_WHAT TO DO_
Where a line contains the string "nhiêu", copy that line.

[Recorded data]
==================================================

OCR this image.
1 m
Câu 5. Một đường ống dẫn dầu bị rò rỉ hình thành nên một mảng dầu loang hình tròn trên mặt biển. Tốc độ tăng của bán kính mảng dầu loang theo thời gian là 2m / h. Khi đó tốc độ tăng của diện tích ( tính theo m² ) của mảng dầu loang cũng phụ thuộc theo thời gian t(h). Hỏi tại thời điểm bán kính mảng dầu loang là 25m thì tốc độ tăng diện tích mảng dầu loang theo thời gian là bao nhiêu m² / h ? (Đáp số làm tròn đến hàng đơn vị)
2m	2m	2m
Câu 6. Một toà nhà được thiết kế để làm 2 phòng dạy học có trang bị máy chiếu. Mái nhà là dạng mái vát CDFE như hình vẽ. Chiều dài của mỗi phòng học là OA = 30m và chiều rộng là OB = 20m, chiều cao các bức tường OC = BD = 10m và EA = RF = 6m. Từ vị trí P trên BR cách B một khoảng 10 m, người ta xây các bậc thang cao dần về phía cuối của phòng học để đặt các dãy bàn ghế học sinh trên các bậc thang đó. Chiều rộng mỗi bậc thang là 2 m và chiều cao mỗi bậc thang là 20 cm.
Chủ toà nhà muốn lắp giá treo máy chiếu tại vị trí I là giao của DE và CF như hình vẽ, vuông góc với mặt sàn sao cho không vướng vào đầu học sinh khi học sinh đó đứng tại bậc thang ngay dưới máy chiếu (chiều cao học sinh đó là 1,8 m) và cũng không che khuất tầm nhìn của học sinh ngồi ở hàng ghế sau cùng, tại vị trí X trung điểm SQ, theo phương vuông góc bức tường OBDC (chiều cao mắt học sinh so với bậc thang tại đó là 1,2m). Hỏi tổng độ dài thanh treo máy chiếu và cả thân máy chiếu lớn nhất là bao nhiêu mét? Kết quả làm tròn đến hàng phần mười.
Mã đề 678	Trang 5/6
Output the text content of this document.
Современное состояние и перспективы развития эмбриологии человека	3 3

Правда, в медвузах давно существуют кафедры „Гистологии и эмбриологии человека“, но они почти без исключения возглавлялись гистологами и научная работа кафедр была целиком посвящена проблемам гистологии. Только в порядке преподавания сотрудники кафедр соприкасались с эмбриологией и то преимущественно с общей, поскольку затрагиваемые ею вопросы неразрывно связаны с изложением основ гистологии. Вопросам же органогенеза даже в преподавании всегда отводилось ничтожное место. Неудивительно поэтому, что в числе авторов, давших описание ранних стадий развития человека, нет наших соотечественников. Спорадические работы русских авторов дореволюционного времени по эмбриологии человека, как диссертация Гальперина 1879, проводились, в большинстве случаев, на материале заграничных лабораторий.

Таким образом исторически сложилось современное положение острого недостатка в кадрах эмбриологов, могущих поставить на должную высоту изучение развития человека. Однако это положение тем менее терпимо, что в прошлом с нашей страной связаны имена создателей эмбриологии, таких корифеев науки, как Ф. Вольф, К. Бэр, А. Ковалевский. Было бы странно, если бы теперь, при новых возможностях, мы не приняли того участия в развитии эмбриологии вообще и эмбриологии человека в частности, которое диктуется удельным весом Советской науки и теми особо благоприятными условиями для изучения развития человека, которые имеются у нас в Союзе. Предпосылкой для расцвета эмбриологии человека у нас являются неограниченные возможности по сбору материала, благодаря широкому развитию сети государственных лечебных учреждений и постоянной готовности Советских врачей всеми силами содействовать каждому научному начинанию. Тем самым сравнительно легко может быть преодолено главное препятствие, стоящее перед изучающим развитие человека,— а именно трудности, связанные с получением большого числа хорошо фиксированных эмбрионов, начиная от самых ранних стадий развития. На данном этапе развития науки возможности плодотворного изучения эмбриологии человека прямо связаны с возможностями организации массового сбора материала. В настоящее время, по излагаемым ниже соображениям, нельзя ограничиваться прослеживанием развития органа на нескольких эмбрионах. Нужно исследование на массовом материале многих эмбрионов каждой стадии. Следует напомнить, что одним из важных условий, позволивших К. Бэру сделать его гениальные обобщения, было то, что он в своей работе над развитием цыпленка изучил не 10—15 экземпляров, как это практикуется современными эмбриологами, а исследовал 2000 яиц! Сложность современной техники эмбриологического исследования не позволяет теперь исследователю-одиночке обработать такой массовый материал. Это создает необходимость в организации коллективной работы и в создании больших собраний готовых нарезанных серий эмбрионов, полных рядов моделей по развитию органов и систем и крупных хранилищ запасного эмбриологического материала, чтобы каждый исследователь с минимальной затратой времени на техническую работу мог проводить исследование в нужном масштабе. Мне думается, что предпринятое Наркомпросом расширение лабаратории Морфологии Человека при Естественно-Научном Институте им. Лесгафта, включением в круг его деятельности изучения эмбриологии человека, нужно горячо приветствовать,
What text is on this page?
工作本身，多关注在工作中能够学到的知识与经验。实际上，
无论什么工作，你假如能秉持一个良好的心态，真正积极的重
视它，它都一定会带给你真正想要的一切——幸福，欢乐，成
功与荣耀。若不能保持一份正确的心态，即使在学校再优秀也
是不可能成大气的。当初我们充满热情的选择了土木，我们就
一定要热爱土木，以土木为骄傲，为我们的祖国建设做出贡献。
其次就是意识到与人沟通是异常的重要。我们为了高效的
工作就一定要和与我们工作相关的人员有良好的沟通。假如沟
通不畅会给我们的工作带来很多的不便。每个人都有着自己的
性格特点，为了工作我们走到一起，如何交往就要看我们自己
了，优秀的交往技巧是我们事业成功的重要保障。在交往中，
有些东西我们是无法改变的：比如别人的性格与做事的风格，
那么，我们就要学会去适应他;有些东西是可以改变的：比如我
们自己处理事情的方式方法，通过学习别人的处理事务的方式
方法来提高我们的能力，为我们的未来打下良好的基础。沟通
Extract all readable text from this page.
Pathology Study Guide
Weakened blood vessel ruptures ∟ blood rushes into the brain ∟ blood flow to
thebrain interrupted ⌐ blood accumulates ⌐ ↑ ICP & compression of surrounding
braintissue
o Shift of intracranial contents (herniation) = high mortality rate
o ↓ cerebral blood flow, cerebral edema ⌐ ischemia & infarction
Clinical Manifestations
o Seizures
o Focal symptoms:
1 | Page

==================================================

_FULL OUTPUT_
Câu 5. Một đường ống dẫn dầu bị rò rỉ hình thành nên một mảng dầu loang hình tròn trên mặt biển. Tốc độ tăng của bán kính mảng dầu loang theo thời gian là 2m / h. Khi đó tốc độ tăng của diện tích ( tính theo m² ) của mảng dầu loang cũng phụ thuộc theo thời gian t(h). Hỏi tại thời điểm bán kính mảng dầu loang là 25m thì tốc độ tăng diện tích mảng dầu loang theo thời gian là bao nhiêu m² / h ? (Đáp số làm tròn đến hàng đơn vị)
Chủ toà nhà muốn lắp giá treo máy chiếu tại vị trí I là giao của DE và CF như hình vẽ, vuông góc với mặt sàn sao cho không vướng vào đầu học sinh khi học sinh đó đứng tại bậc thang ngay dưới máy chiếu (chiều cao học sinh đó là 1,8 m) và cũng không che khuất tầm nhìn của học sinh ngồi ở hàng ghế sau cùng, tại vị trí X trung điểm SQ, theo phương vuông góc bức tường OBDC (chiều cao mắt học sinh so với bậc thang tại đó là 1,2m). Hỏi tổng độ dài thanh treo máy chiếu và cả thân máy chiếu lớn nhất là bao nhiêu mét? Kết quả làm tròn đến hàng phần mười.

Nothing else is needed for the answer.